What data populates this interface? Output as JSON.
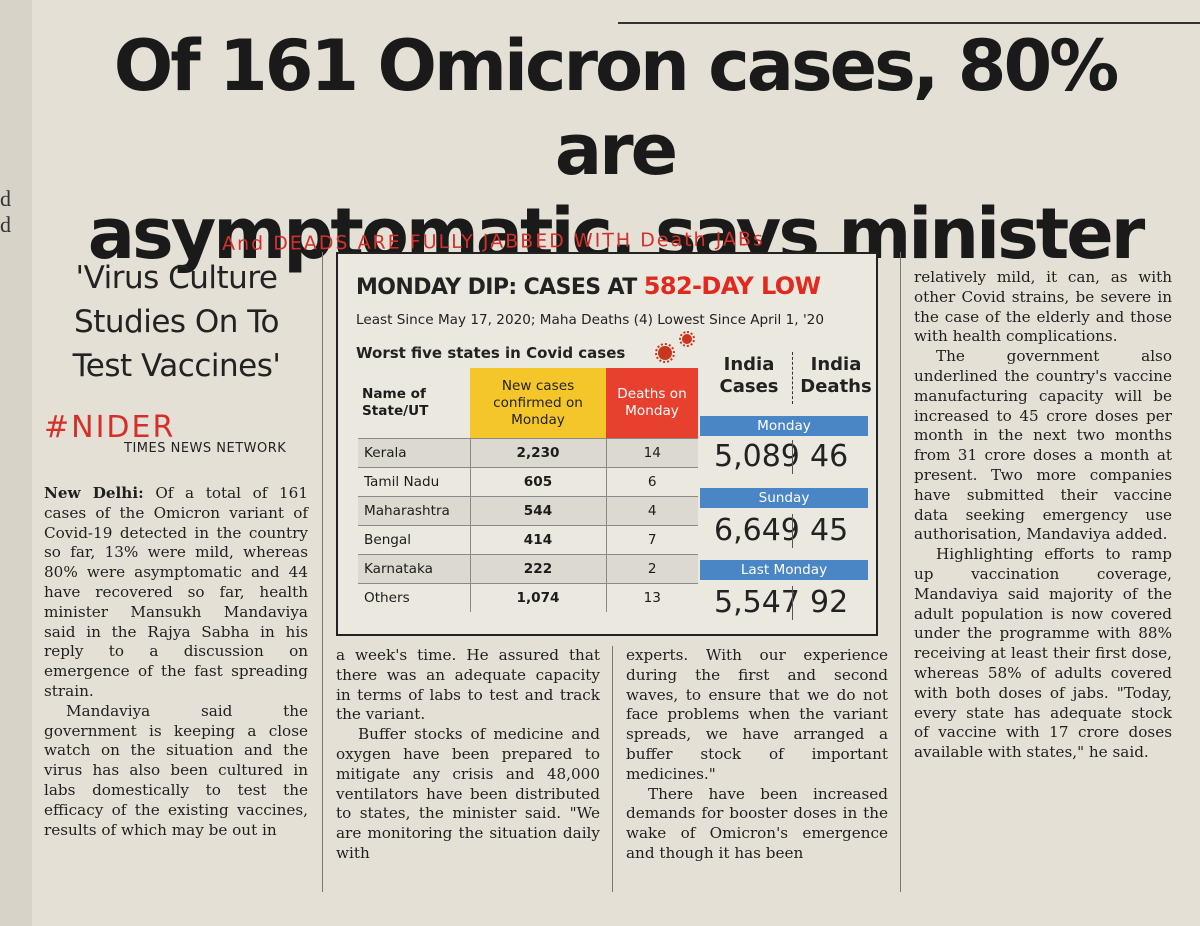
{
  "headline": {
    "line1": "Of 161 Omicron cases, 80% are",
    "line2": "asymptomatic, says minister"
  },
  "annotations": {
    "handwritten_line": "And  DEADS ARE  FULLY  JABBED WITH Death JABs",
    "hashtag": "#NIDER",
    "color": "#d4302b"
  },
  "margin_fragments": [
    "d",
    "d"
  ],
  "sidebar": {
    "quote": "'Virus Culture Studies On To Test Vaccines'",
    "byline": "TIMES NEWS NETWORK"
  },
  "infobox": {
    "title_prefix": "MONDAY DIP: CASES AT ",
    "title_highlight": "582-DAY LOW",
    "highlight_color": "#e02a1e",
    "subtitle": "Least Since May 17, 2020; Maha Deaths (4) Lowest Since April 1, '20",
    "table_heading": "Worst five states in Covid cases",
    "table": {
      "headers": [
        "Name of State/UT",
        "New cases confirmed on Monday",
        "Deaths on Monday"
      ],
      "rows": [
        {
          "state": "Kerala",
          "cases": "2,230",
          "deaths": "14"
        },
        {
          "state": "Tamil Nadu",
          "cases": "605",
          "deaths": "6"
        },
        {
          "state": "Maharashtra",
          "cases": "544",
          "deaths": "4"
        },
        {
          "state": "Bengal",
          "cases": "414",
          "deaths": "7"
        },
        {
          "state": "Karnataka",
          "cases": "222",
          "deaths": "2"
        },
        {
          "state": "Others",
          "cases": "1,074",
          "deaths": "13"
        }
      ],
      "header_colors": {
        "cases": "#f5c62a",
        "deaths": "#e8402e"
      }
    },
    "india": {
      "cases_label": "India Cases",
      "deaths_label": "India Deaths",
      "bar_color": "#4a86c6",
      "periods": [
        {
          "label": "Monday",
          "cases": "5,089",
          "deaths": "46"
        },
        {
          "label": "Sunday",
          "cases": "6,649",
          "deaths": "45"
        },
        {
          "label": "Last Monday",
          "cases": "5,547",
          "deaths": "92"
        }
      ]
    }
  },
  "article": {
    "dateline": "New Delhi:",
    "col1_p1": "Of a total of 161 cases of the Omicron variant of Covid-19 detected in the country so far, 13% were mild, whereas 80% were asymptomatic and 44 have recovered so far, health minister Mansukh Mandaviya said in the Rajya Sabha in his reply to a discussion on emergence of the fast spreading strain.",
    "col1_p2": "Mandaviya said the government is keeping a close watch on the situation and the virus has also been cultured in labs domestically to test the efficacy of the existing vaccines, results of which may be out in",
    "col2_p1": "a week's time. He assured that there was an adequate capacity in terms of labs to test and track the variant.",
    "col2_p2": "Buffer stocks of medicine and oxygen have been prepared to mitigate any crisis and 48,000 ventilators have been distributed to states, the minister said. \"We are monitoring the situation daily with",
    "col3_p1": "experts. With our experience during the first and second waves, to ensure that we do not face problems when the variant spreads, we have arranged a buffer stock of important medicines.\"",
    "col3_p2": "There have been increased demands for booster doses in the wake of Omicron's emergence and though it has been",
    "col4_p1": "relatively mild, it can, as with other Covid strains, be severe in the case of the elderly and those with health complications.",
    "col4_p2": "The government also underlined the country's vaccine manufacturing capacity will be increased to 45 crore doses per month in the next two months from 31 crore doses a month at present. Two more companies have submitted their vaccine data seeking emergency use authorisation, Mandaviya added.",
    "col4_p3": "Highlighting efforts to ramp up vaccination coverage, Mandaviya said majority of the adult population is now covered under the programme with 88% receiving at least their first dose, whereas 58% of adults covered with both doses of jabs. \"Today, every state has adequate stock of vaccine with 17 crore doses available with states,\" he said."
  }
}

::::::::

Going through the material above, tally each line holding the word "country", then give the total and nothing else.

2